• PROBLEM TO SOLVE: Copy out the data exactly, leaving the pictures behind.

• Stored data entries:
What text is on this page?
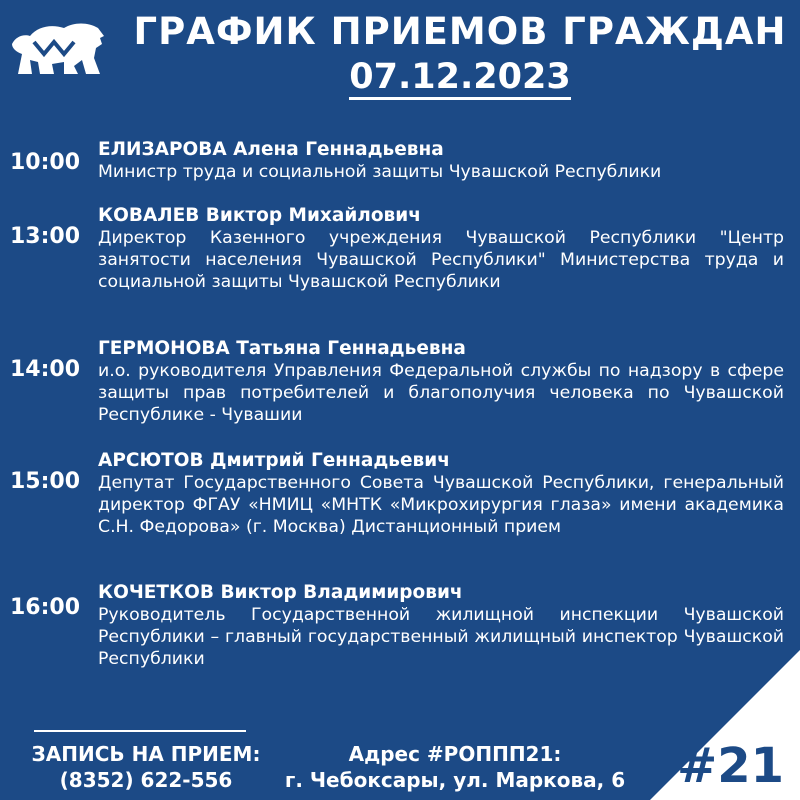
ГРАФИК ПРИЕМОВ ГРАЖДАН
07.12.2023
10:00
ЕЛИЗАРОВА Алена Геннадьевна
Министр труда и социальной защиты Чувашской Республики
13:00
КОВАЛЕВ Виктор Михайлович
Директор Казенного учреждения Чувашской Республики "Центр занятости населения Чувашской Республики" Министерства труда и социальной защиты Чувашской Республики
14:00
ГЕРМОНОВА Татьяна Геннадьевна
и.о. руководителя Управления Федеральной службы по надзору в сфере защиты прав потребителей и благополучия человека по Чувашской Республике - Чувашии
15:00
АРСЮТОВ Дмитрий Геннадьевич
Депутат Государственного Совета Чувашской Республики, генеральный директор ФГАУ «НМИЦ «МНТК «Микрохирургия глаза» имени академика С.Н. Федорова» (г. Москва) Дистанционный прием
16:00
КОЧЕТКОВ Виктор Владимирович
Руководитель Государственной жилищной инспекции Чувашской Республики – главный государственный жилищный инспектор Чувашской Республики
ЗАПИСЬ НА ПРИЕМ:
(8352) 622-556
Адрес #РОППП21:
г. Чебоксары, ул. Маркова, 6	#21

• RESULT FOR THIS EXERCISE:
What text is on this page?
ГРАФИК ПРИЕМОВ ГРАЖДАН
07.12.2023
10:00
ЕЛИЗАРОВА Алена Геннадьевна
Министр труда и социальной защиты Чувашской Республики
13:00
КОВАЛЕВ Виктор Михайлович
Директор Казенного учреждения Чувашской Республики "Центр занятости населения Чувашской Республики" Министерства труда и социальной защиты Чувашской Республики
14:00
ГЕРМОНОВА Татьяна Геннадьевна
и.о. руководителя Управления Федеральной службы по надзору в сфере защиты прав потребителей и благополучия человека по Чувашской Республике - Чувашии
15:00
АРСЮТОВ Дмитрий Геннадьевич
Депутат Государственного Совета Чувашской Республики, генеральный директор ФГАУ «НМИЦ «МНТК «Микрохирургия глаза» имени академика С.Н. Федорова» (г. Москва) Дистанционный прием
16:00
КОЧЕТКОВ Виктор Владимирович
Руководитель Государственной жилищной инспекции Чувашской Республики – главный государственный жилищный инспектор Чувашской Республики
ЗАПИСЬ НА ПРИЕМ:
(8352) 622-556
Адрес #РОППП21:
г. Чебоксары, ул. Маркова, 6	#21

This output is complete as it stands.